Collected data entries
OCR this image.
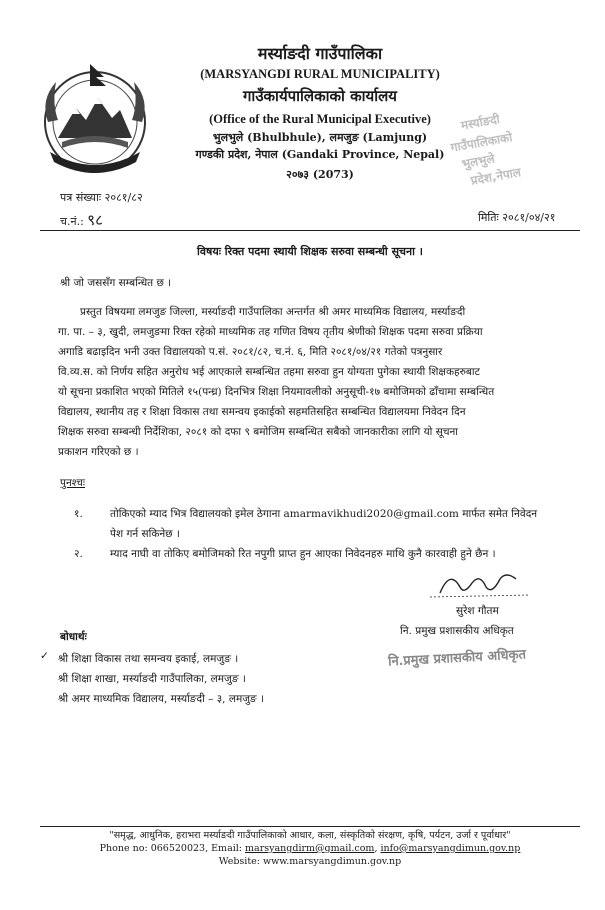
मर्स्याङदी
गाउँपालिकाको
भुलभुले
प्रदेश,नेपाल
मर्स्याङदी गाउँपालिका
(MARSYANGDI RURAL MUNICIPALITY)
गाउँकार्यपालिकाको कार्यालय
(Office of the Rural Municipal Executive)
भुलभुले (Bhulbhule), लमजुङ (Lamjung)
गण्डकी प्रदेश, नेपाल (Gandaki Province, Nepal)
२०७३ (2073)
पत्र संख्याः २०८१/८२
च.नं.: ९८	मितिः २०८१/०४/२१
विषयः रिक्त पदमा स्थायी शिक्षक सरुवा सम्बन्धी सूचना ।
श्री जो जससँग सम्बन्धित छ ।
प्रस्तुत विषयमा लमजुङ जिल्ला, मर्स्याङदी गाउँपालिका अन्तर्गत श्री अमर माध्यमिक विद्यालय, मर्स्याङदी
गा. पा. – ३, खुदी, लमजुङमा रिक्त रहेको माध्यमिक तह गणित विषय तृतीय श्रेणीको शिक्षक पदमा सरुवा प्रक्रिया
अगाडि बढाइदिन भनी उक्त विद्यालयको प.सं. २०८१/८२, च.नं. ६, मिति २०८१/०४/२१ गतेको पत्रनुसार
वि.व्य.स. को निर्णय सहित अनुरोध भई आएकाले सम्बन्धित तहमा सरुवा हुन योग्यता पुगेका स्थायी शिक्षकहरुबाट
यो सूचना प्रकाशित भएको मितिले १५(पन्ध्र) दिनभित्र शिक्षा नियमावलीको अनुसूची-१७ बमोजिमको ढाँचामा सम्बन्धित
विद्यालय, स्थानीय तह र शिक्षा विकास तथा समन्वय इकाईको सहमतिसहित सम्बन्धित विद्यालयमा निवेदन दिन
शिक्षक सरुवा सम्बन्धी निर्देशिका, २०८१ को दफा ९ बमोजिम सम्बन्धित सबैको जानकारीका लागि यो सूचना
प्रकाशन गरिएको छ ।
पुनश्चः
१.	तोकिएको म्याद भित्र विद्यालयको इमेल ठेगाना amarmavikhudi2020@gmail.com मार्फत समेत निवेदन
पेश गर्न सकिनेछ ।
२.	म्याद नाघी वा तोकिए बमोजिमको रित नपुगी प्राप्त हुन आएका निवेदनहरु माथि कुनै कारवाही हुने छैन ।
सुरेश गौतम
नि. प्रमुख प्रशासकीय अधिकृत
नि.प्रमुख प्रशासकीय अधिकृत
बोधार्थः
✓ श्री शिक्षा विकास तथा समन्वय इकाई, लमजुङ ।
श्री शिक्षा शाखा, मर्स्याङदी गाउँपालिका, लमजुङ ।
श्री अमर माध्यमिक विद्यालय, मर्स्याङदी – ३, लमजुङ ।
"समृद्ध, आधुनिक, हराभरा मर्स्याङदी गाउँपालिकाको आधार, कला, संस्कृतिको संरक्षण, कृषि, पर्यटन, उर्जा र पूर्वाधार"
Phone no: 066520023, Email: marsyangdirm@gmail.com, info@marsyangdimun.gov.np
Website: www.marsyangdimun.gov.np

◆ WHAT YOU NEED TO DO
Return the whole listing, word for word, and leave out every picture.

◆ CORRECT RESULT
OCR this image.
मर्स्याङदी
गाउँपालिकाको
भुलभुले
प्रदेश,नेपाल
मर्स्याङदी गाउँपालिका
(MARSYANGDI RURAL MUNICIPALITY)
गाउँकार्यपालिकाको कार्यालय
(Office of the Rural Municipal Executive)
भुलभुले (Bhulbhule), लमजुङ (Lamjung)
गण्डकी प्रदेश, नेपाल (Gandaki Province, Nepal)
२०७३ (2073)
पत्र संख्याः २०८१/८२
च.नं.: ९८	मितिः २०८१/०४/२१
विषयः रिक्त पदमा स्थायी शिक्षक सरुवा सम्बन्धी सूचना ।
श्री जो जससँग सम्बन्धित छ ।
प्रस्तुत विषयमा लमजुङ जिल्ला, मर्स्याङदी गाउँपालिका अन्तर्गत श्री अमर माध्यमिक विद्यालय, मर्स्याङदी
गा. पा. – ३, खुदी, लमजुङमा रिक्त रहेको माध्यमिक तह गणित विषय तृतीय श्रेणीको शिक्षक पदमा सरुवा प्रक्रिया
अगाडि बढाइदिन भनी उक्त विद्यालयको प.सं. २०८१/८२, च.नं. ६, मिति २०८१/०४/२१ गतेको पत्रनुसार
वि.व्य.स. को निर्णय सहित अनुरोध भई आएकाले सम्बन्धित तहमा सरुवा हुन योग्यता पुगेका स्थायी शिक्षकहरुबाट
यो सूचना प्रकाशित भएको मितिले १५(पन्ध्र) दिनभित्र शिक्षा नियमावलीको अनुसूची-१७ बमोजिमको ढाँचामा सम्बन्धित
विद्यालय, स्थानीय तह र शिक्षा विकास तथा समन्वय इकाईको सहमतिसहित सम्बन्धित विद्यालयमा निवेदन दिन
शिक्षक सरुवा सम्बन्धी निर्देशिका, २०८१ को दफा ९ बमोजिम सम्बन्धित सबैको जानकारीका लागि यो सूचना
प्रकाशन गरिएको छ ।
पुनश्चः
१.	तोकिएको म्याद भित्र विद्यालयको इमेल ठेगाना amarmavikhudi2020@gmail.com मार्फत समेत निवेदन
पेश गर्न सकिनेछ ।
२.	म्याद नाघी वा तोकिए बमोजिमको रित नपुगी प्राप्त हुन आएका निवेदनहरु माथि कुनै कारवाही हुने छैन ।
सुरेश गौतम
नि. प्रमुख प्रशासकीय अधिकृत
नि.प्रमुख प्रशासकीय अधिकृत
बोधार्थः
✓ श्री शिक्षा विकास तथा समन्वय इकाई, लमजुङ ।
श्री शिक्षा शाखा, मर्स्याङदी गाउँपालिका, लमजुङ ।
श्री अमर माध्यमिक विद्यालय, मर्स्याङदी – ३, लमजुङ ।
"समृद्ध, आधुनिक, हराभरा मर्स्याङदी गाउँपालिकाको आधार, कला, संस्कृतिको संरक्षण, कृषि, पर्यटन, उर्जा र पूर्वाधार"
Phone no: 066520023, Email: marsyangdirm@gmail.com, info@marsyangdimun.gov.np
Website: www.marsyangdimun.gov.np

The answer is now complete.